┌─ Supplied information

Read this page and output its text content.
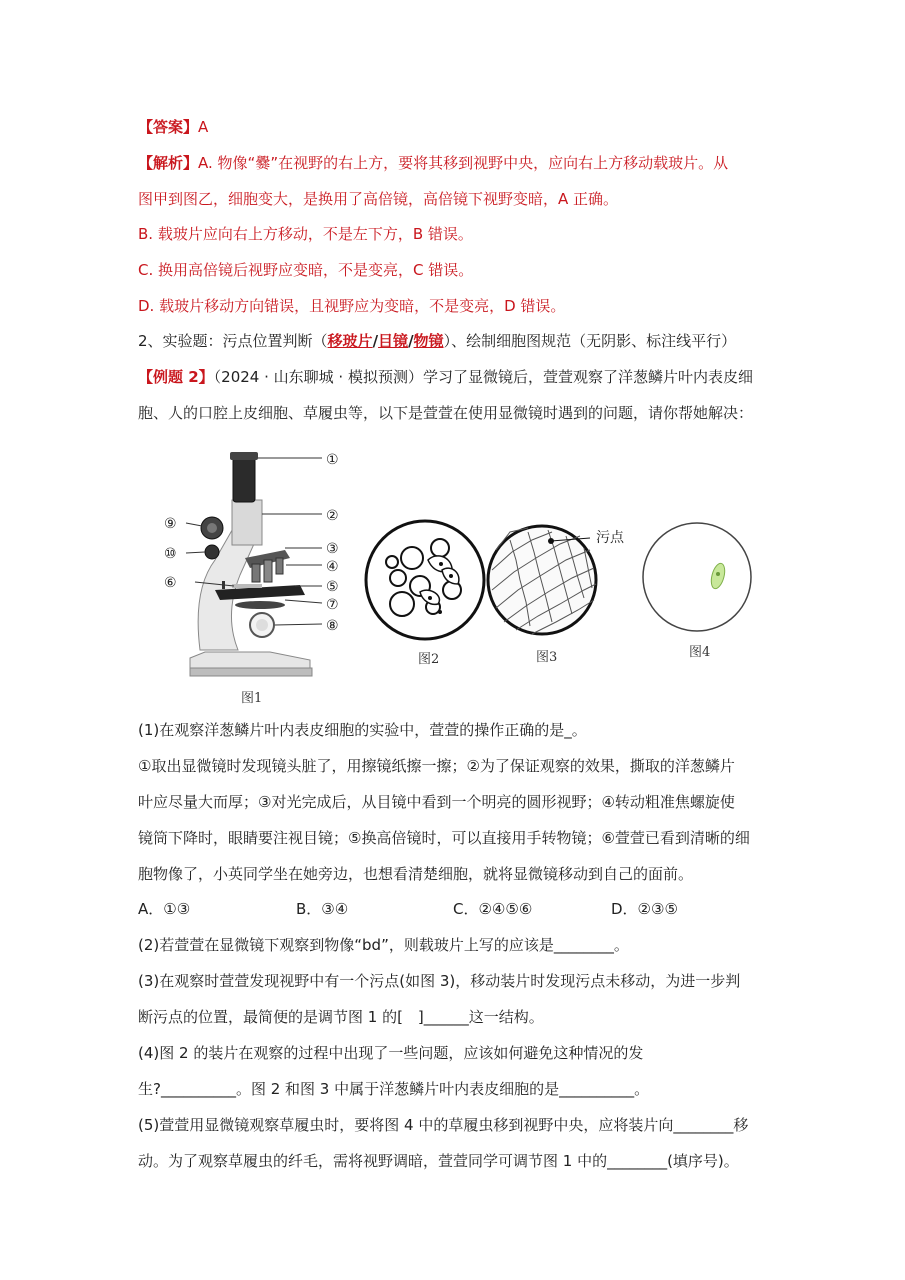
【答案】A
【解析】A. 物像“爨”在视野的右上方，要将其移到视野中央，应向右上方移动载玻片。从
图甲到图乙，细胞变大，是换用了高倍镜，高倍镜下视野变暗，A 正确。
B. 载玻片应向右上方移动，不是左下方，B 错误。
C. 换用高倍镜后视野应变暗，不是变亮，C 错误。
D. 载玻片移动方向错误，且视野应为变暗，不是变亮，D 错误。
2、实验题：污点位置判断（移玻片/目镜/物镜）、绘制细胞图规范（无阴影、标注线平行）
【例题 2】（2024 · 山东聊城 · 模拟预测）学习了显微镜后，萱萱观察了洋葱鳞片叶内表皮细
胞、人的口腔上皮细胞、草履虫等，以下是萱萱在使用显微镜时遇到的问题，请你帮她解决：
①
②
③
④
⑤
⑥
⑦
⑧
⑨
⑩
污点
图1
图2	图3	图4
(1)在观察洋葱鳞片叶内表皮细胞的实验中，萱萱的操作正确的是_。
①取出显微镜时发现镜头脏了，用擦镜纸擦一擦；②为了保证观察的效果，撕取的洋葱鳞片
叶应尽量大而厚；③对光完成后，从目镜中看到一个明亮的圆形视野；④转动粗准焦螺旋使
镜筒下降时，眼睛要注视目镜；⑤换高倍镜时，可以直接用手转物镜；⑥萱萱已看到清晰的细
胞物像了，小英同学坐在她旁边，也想看清楚细胞，就将显微镜移动到自己的面前。
A．①③	B．③④	C．②④⑤⑥	D．②③⑤
(2)若萱萱在显微镜下观察到物像“bd”，则载玻片上写的应该是________。
(3)在观察时萱萱发现视野中有一个污点(如图 3)，移动装片时发现污点未移动，为进一步判
断污点的位置，最简便的是调节图 1 的[　]______这一结构。
(4)图 2 的装片在观察的过程中出现了一些问题，应该如何避免这种情况的发
生?__________。图 2 和图 3 中属于洋葱鳞片叶内表皮细胞的是__________。
(5)萱萱用显微镜观察草履虫时，要将图 4 中的草履虫移到视野中央，应将装片向________移
动。为了观察草履虫的纤毛，需将视野调暗，萱萱同学可调节图 1 中的________(填序号)。
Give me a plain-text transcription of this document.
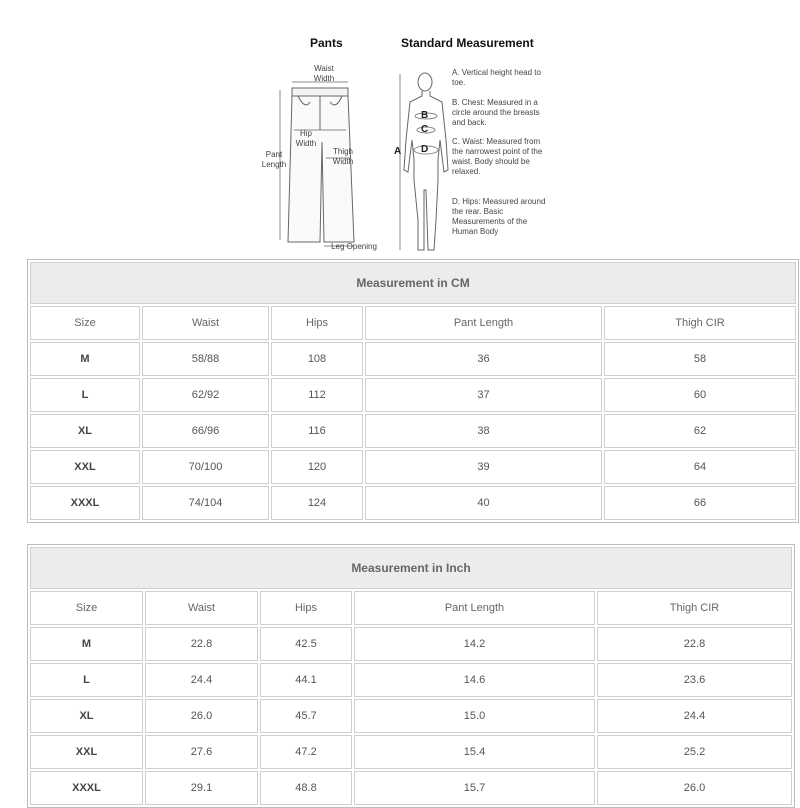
Pants	Standard Measurement
Waist Width
Hip Width
Pant Length
Thigh Width
Leg Opening
A
B
C
D
A. Vertical height head to toe.
B. Chest: Measured in a circle around the breasts and back.
C. Waist: Measured from the narrowest point of the waist. Body should be relaxed.
D. Hips: Measured around the rear. Basic Measurements of the Human Body
Measurement in CM				
Size	Waist	Hips	Pant Length	Thigh CIR
M	58/88	108	36	58
L	62/92	112	37	60
XL	66/96	116	38	62
XXL	70/100	120	39	64
XXXL	74/104	124	40	66
Measurement in Inch				
Size	Waist	Hips	Pant Length	Thigh CIR
M	22.8	42.5	14.2	22.8
L	24.4	44.1	14.6	23.6
XL	26.0	45.7	15.0	24.4
XXL	27.6	47.2	15.4	25.2
XXXL	29.1	48.8	15.7	26.0
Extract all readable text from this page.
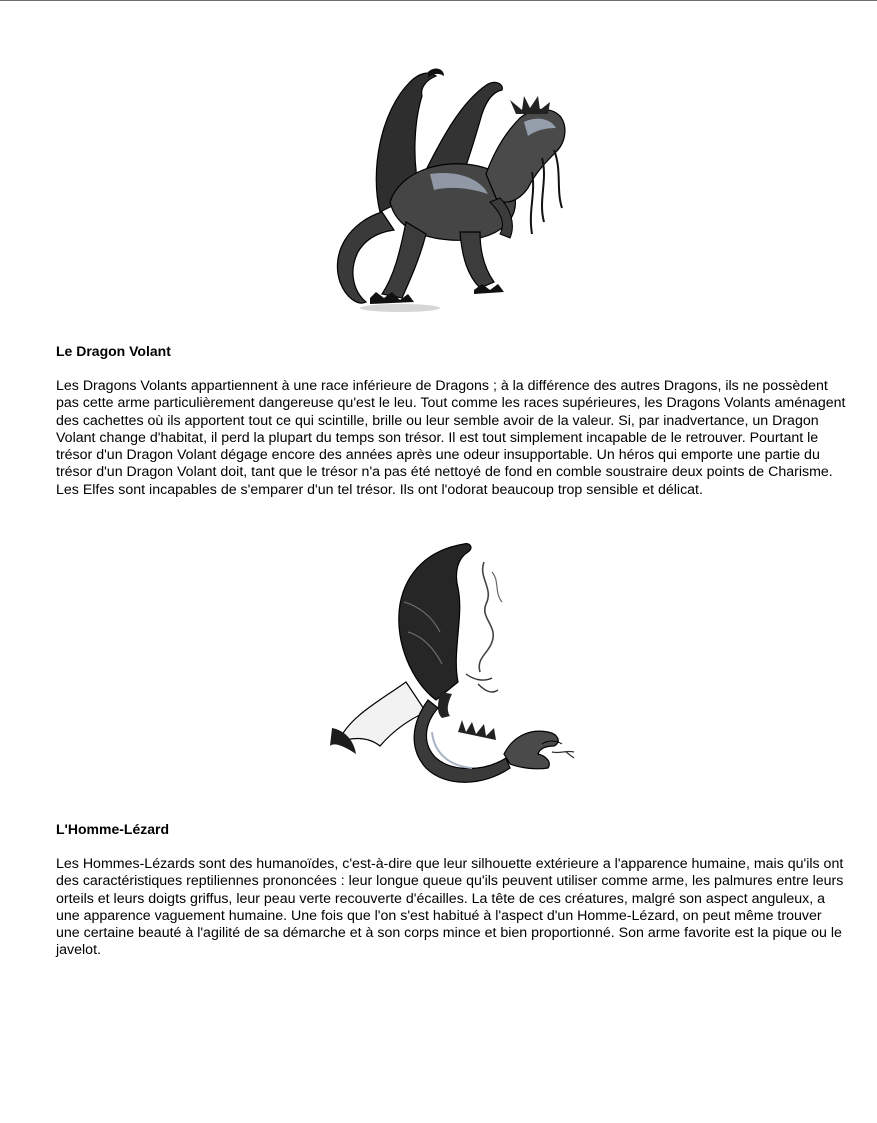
Le Dragon Volant

Les Dragons Volants appartiennent à une race inférieure de Dragons ; à la différence des autres Dragons, ils ne possèdent pas cette arme particulièrement dangereuse qu'est le leu. Tout comme les races supérieures, les Dragons Volants aménagent des cachettes où ils apportent tout ce qui scintille, brille ou leur semble avoir de la valeur. Si, par inadvertance, un Dragon Volant change d'habitat, il perd la plupart du temps son trésor. Il est tout simplement incapable de le retrouver. Pourtant le trésor d'un Dragon Volant dégage encore des années après une odeur insupportable. Un héros qui emporte une partie du trésor d'un Dragon Volant doit, tant que le trésor n'a pas été nettoyé de fond en comble soustraire deux points de Charisme. Les Elfes sont incapables de s'emparer d'un tel trésor. Ils ont l'odorat beaucoup trop sensible et délicat.

L'Homme-Lézard

Les Hommes-Lézards sont des humanoïdes, c'est-à-dire que leur silhouette extérieure a l'apparence humaine, mais qu'ils ont des caractéristiques reptiliennes prononcées : leur longue queue qu'ils peuvent utiliser comme arme, les palmures entre leurs orteils et leurs doigts griffus, leur peau verte recouverte d'écailles. La tête de ces créatures, malgré son aspect anguleux, a une apparence vaguement humaine. Une fois que l'on s'est habitué à l'aspect d'un Homme-Lézard, on peut même trouver une certaine beauté à l'agilité de sa démarche et à son corps mince et bien proportionné. Son arme favorite est la pique ou le javelot.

└─

- [What is needed] Keep the pictures out and write out the records exactly.

- [Correct output]
Read this page and output its text content.
【答案】A
【解析】A. 物像“爨”在视野的右上方，要将其移到视野中央，应向右上方移动载玻片。从
图甲到图乙，细胞变大，是换用了高倍镜，高倍镜下视野变暗，A 正确。
B. 载玻片应向右上方移动，不是左下方，B 错误。
C. 换用高倍镜后视野应变暗，不是变亮，C 错误。
D. 载玻片移动方向错误，且视野应为变暗，不是变亮，D 错误。
2、实验题：污点位置判断（移玻片/目镜/物镜）、绘制细胞图规范（无阴影、标注线平行）
【例题 2】（2024 · 山东聊城 · 模拟预测）学习了显微镜后，萱萱观察了洋葱鳞片叶内表皮细
胞、人的口腔上皮细胞、草履虫等，以下是萱萱在使用显微镜时遇到的问题，请你帮她解决：
①
②
③
④
⑤
⑥
⑦
⑧
⑨
⑩
污点
图1
图2	图3	图4
(1)在观察洋葱鳞片叶内表皮细胞的实验中，萱萱的操作正确的是_。
①取出显微镜时发现镜头脏了，用擦镜纸擦一擦；②为了保证观察的效果，撕取的洋葱鳞片
叶应尽量大而厚；③对光完成后，从目镜中看到一个明亮的圆形视野；④转动粗准焦螺旋使
镜筒下降时，眼睛要注视目镜；⑤换高倍镜时，可以直接用手转物镜；⑥萱萱已看到清晰的细
胞物像了，小英同学坐在她旁边，也想看清楚细胞，就将显微镜移动到自己的面前。
A．①③	B．③④	C．②④⑤⑥	D．②③⑤
(2)若萱萱在显微镜下观察到物像“bd”，则载玻片上写的应该是________。
(3)在观察时萱萱发现视野中有一个污点(如图 3)，移动装片时发现污点未移动，为进一步判
断污点的位置，最简便的是调节图 1 的[　]______这一结构。
(4)图 2 的装片在观察的过程中出现了一些问题，应该如何避免这种情况的发
生?__________。图 2 和图 3 中属于洋葱鳞片叶内表皮细胞的是__________。
(5)萱萱用显微镜观察草履虫时，要将图 4 中的草履虫移到视野中央，应将装片向________移
动。为了观察草履虫的纤毛，需将视野调暗，萱萱同学可调节图 1 中的________(填序号)。
Give me a plain-text transcription of this document.
Pants	Standard Measurement
Waist Width
Hip Width
Pant Length
Thigh Width
Leg Opening
A
B
C
D
A. Vertical height head to toe.
B. Chest: Measured in a circle around the breasts and back.
C. Waist: Measured from the narrowest point of the waist. Body should be relaxed.
D. Hips: Measured around the rear. Basic Measurements of the Human Body
Measurement in CM				
Size	Waist	Hips	Pant Length	Thigh CIR
M	58/88	108	36	58
L	62/92	112	37	60
XL	66/96	116	38	62
XXL	70/100	120	39	64
XXXL	74/104	124	40	66
Measurement in Inch				
Size	Waist	Hips	Pant Length	Thigh CIR
M	22.8	42.5	14.2	22.8
L	24.4	44.1	14.6	23.6
XL	26.0	45.7	15.0	24.4
XXL	27.6	47.2	15.4	25.2
XXXL	29.1	48.8	15.7	26.0
Extract all readable text from this page.
Le Dragon Volant

Les Dragons Volants appartiennent à une race inférieure de Dragons ; à la différence des autres Dragons, ils ne possèdent pas cette arme particulièrement dangereuse qu'est le leu. Tout comme les races supérieures, les Dragons Volants aménagent des cachettes où ils apportent tout ce qui scintille, brille ou leur semble avoir de la valeur. Si, par inadvertance, un Dragon Volant change d'habitat, il perd la plupart du temps son trésor. Il est tout simplement incapable de le retrouver. Pourtant le trésor d'un Dragon Volant dégage encore des années après une odeur insupportable. Un héros qui emporte une partie du trésor d'un Dragon Volant doit, tant que le trésor n'a pas été nettoyé de fond en comble soustraire deux points de Charisme. Les Elfes sont incapables de s'emparer d'un tel trésor. Ils ont l'odorat beaucoup trop sensible et délicat.

L'Homme-Lézard

Les Hommes-Lézards sont des humanoïdes, c'est-à-dire que leur silhouette extérieure a l'apparence humaine, mais qu'ils ont des caractéristiques reptiliennes prononcées : leur longue queue qu'ils peuvent utiliser comme arme, les palmures entre leurs orteils et leurs doigts griffus, leur peau verte recouverte d'écailles. La tête de ces créatures, malgré son aspect anguleux, a une apparence vaguement humaine. Une fois que l'on s'est habitué à l'aspect d'un Homme-Lézard, on peut même trouver une certaine beauté à l'agilité de sa démarche et à son corps mince et bien proportionné. Son arme favorite est la pique ou le javelot.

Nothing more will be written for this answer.